[Recorded data]
══════════════════════════════

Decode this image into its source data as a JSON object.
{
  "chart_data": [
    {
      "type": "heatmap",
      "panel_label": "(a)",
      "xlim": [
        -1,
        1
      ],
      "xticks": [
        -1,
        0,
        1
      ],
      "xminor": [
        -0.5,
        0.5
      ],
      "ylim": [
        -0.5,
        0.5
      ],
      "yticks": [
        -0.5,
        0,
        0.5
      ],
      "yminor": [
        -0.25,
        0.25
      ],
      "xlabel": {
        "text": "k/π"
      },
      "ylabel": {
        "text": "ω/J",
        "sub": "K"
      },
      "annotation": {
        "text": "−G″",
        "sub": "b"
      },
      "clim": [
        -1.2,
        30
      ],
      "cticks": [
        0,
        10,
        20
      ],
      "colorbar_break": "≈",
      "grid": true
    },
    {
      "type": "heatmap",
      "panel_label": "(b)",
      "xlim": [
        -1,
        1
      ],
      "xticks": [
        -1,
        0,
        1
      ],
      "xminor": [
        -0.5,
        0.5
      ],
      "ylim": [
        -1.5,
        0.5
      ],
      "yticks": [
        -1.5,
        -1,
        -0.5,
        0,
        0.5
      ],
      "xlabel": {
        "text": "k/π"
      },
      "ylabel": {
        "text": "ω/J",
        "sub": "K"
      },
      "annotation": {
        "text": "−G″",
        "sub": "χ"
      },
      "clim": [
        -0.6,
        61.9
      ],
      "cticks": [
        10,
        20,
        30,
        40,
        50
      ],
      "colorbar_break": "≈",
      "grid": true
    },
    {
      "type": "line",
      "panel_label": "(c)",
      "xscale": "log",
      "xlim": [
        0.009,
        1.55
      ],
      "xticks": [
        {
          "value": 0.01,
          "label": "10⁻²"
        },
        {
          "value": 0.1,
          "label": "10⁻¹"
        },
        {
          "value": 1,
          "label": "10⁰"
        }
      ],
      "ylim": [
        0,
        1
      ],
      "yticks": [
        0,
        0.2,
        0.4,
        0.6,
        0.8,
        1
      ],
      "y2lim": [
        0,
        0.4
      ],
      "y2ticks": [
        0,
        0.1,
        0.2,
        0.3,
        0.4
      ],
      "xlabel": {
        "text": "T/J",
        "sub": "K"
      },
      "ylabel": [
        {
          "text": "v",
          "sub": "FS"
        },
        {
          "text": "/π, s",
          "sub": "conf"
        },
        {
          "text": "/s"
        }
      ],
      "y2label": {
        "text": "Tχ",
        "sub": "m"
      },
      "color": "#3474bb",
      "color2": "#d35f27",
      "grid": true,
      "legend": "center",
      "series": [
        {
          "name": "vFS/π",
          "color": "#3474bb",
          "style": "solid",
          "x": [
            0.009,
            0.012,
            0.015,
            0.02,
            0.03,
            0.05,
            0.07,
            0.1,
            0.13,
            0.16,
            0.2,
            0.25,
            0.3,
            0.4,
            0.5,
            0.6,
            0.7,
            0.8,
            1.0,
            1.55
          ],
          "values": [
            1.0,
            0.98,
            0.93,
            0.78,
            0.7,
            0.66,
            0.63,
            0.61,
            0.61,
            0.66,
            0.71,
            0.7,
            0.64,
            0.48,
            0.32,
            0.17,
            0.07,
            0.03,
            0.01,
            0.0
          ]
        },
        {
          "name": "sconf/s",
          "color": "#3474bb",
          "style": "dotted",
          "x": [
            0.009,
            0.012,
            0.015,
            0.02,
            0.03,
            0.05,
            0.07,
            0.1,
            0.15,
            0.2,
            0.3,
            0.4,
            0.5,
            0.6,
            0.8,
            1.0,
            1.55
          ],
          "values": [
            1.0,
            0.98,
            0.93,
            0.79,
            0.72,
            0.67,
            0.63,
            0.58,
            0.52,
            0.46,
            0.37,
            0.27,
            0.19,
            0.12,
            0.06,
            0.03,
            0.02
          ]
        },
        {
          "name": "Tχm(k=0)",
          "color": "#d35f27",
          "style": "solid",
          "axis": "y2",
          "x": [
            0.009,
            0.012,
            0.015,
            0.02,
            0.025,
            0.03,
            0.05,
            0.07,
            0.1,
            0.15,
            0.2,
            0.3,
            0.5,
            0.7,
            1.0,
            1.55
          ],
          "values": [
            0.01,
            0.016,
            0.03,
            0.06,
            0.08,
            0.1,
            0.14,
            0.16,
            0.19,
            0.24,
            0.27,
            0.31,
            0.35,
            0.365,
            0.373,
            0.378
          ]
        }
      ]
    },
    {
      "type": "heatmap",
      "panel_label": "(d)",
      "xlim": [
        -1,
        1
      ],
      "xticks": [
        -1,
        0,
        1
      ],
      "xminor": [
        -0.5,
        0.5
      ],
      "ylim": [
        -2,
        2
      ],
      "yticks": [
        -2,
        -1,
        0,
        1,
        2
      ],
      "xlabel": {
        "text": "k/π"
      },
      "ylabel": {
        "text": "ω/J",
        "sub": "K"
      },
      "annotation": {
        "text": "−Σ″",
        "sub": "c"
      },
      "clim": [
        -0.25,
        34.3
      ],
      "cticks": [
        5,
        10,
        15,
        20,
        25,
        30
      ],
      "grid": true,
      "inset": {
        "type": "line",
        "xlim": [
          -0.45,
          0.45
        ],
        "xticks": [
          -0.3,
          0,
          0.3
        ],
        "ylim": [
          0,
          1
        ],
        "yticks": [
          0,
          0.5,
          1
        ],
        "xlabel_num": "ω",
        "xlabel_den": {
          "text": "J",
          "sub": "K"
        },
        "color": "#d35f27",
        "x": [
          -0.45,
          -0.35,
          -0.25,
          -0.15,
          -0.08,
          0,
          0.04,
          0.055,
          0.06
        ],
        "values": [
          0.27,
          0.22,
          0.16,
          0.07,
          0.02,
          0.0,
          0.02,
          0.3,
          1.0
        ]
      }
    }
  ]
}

══════════════════════════════

*Exercise details*:
Would you write down every record again, exactly?

*Exercise answer*:
Decode this image into its source data as a JSON object.
{
  "chart_data": [
    {
      "type": "heatmap",
      "panel_label": "(a)",
      "xlim": [
        -1,
        1
      ],
      "xticks": [
        -1,
        0,
        1
      ],
      "xminor": [
        -0.5,
        0.5
      ],
      "ylim": [
        -0.5,
        0.5
      ],
      "yticks": [
        -0.5,
        0,
        0.5
      ],
      "yminor": [
        -0.25,
        0.25
      ],
      "xlabel": {
        "text": "k/π"
      },
      "ylabel": {
        "text": "ω/J",
        "sub": "K"
      },
      "annotation": {
        "text": "−G″",
        "sub": "b"
      },
      "clim": [
        -1.2,
        30
      ],
      "cticks": [
        0,
        10,
        20
      ],
      "colorbar_break": "≈",
      "grid": true
    },
    {
      "type": "heatmap",
      "panel_label": "(b)",
      "xlim": [
        -1,
        1
      ],
      "xticks": [
        -1,
        0,
        1
      ],
      "xminor": [
        -0.5,
        0.5
      ],
      "ylim": [
        -1.5,
        0.5
      ],
      "yticks": [
        -1.5,
        -1,
        -0.5,
        0,
        0.5
      ],
      "xlabel": {
        "text": "k/π"
      },
      "ylabel": {
        "text": "ω/J",
        "sub": "K"
      },
      "annotation": {
        "text": "−G″",
        "sub": "χ"
      },
      "clim": [
        -0.6,
        61.9
      ],
      "cticks": [
        10,
        20,
        30,
        40,
        50
      ],
      "colorbar_break": "≈",
      "grid": true
    },
    {
      "type": "line",
      "panel_label": "(c)",
      "xscale": "log",
      "xlim": [
        0.009,
        1.55
      ],
      "xticks": [
        {
          "value": 0.01,
          "label": "10⁻²"
        },
        {
          "value": 0.1,
          "label": "10⁻¹"
        },
        {
          "value": 1,
          "label": "10⁰"
        }
      ],
      "ylim": [
        0,
        1
      ],
      "yticks": [
        0,
        0.2,
        0.4,
        0.6,
        0.8,
        1
      ],
      "y2lim": [
        0,
        0.4
      ],
      "y2ticks": [
        0,
        0.1,
        0.2,
        0.3,
        0.4
      ],
      "xlabel": {
        "text": "T/J",
        "sub": "K"
      },
      "ylabel": [
        {
          "text": "v",
          "sub": "FS"
        },
        {
          "text": "/π, s",
          "sub": "conf"
        },
        {
          "text": "/s"
        }
      ],
      "y2label": {
        "text": "Tχ",
        "sub": "m"
      },
      "color": "#3474bb",
      "color2": "#d35f27",
      "grid": true,
      "legend": "center",
      "series": [
        {
          "name": "vFS/π",
          "color": "#3474bb",
          "style": "solid",
          "x": [
            0.009,
            0.012,
            0.015,
            0.02,
            0.03,
            0.05,
            0.07,
            0.1,
            0.13,
            0.16,
            0.2,
            0.25,
            0.3,
            0.4,
            0.5,
            0.6,
            0.7,
            0.8,
            1.0,
            1.55
          ],
          "values": [
            1.0,
            0.98,
            0.93,
            0.78,
            0.7,
            0.66,
            0.63,
            0.61,
            0.61,
            0.66,
            0.71,
            0.7,
            0.64,
            0.48,
            0.32,
            0.17,
            0.07,
            0.03,
            0.01,
            0.0
          ]
        },
        {
          "name": "sconf/s",
          "color": "#3474bb",
          "style": "dotted",
          "x": [
            0.009,
            0.012,
            0.015,
            0.02,
            0.03,
            0.05,
            0.07,
            0.1,
            0.15,
            0.2,
            0.3,
            0.4,
            0.5,
            0.6,
            0.8,
            1.0,
            1.55
          ],
          "values": [
            1.0,
            0.98,
            0.93,
            0.79,
            0.72,
            0.67,
            0.63,
            0.58,
            0.52,
            0.46,
            0.37,
            0.27,
            0.19,
            0.12,
            0.06,
            0.03,
            0.02
          ]
        },
        {
          "name": "Tχm(k=0)",
          "color": "#d35f27",
          "style": "solid",
          "axis": "y2",
          "x": [
            0.009,
            0.012,
            0.015,
            0.02,
            0.025,
            0.03,
            0.05,
            0.07,
            0.1,
            0.15,
            0.2,
            0.3,
            0.5,
            0.7,
            1.0,
            1.55
          ],
          "values": [
            0.01,
            0.016,
            0.03,
            0.06,
            0.08,
            0.1,
            0.14,
            0.16,
            0.19,
            0.24,
            0.27,
            0.31,
            0.35,
            0.365,
            0.373,
            0.378
          ]
        }
      ]
    },
    {
      "type": "heatmap",
      "panel_label": "(d)",
      "xlim": [
        -1,
        1
      ],
      "xticks": [
        -1,
        0,
        1
      ],
      "xminor": [
        -0.5,
        0.5
      ],
      "ylim": [
        -2,
        2
      ],
      "yticks": [
        -2,
        -1,
        0,
        1,
        2
      ],
      "xlabel": {
        "text": "k/π"
      },
      "ylabel": {
        "text": "ω/J",
        "sub": "K"
      },
      "annotation": {
        "text": "−Σ″",
        "sub": "c"
      },
      "clim": [
        -0.25,
        34.3
      ],
      "cticks": [
        5,
        10,
        15,
        20,
        25,
        30
      ],
      "grid": true,
      "inset": {
        "type": "line",
        "xlim": [
          -0.45,
          0.45
        ],
        "xticks": [
          -0.3,
          0,
          0.3
        ],
        "ylim": [
          0,
          1
        ],
        "yticks": [
          0,
          0.5,
          1
        ],
        "xlabel_num": "ω",
        "xlabel_den": {
          "text": "J",
          "sub": "K"
        },
        "color": "#d35f27",
        "x": [
          -0.45,
          -0.35,
          -0.25,
          -0.15,
          -0.08,
          0,
          0.04,
          0.055,
          0.06
        ],
        "values": [
          0.27,
          0.22,
          0.16,
          0.07,
          0.02,
          0.0,
          0.02,
          0.3,
          1.0
        ]
      }
    }
  ]
}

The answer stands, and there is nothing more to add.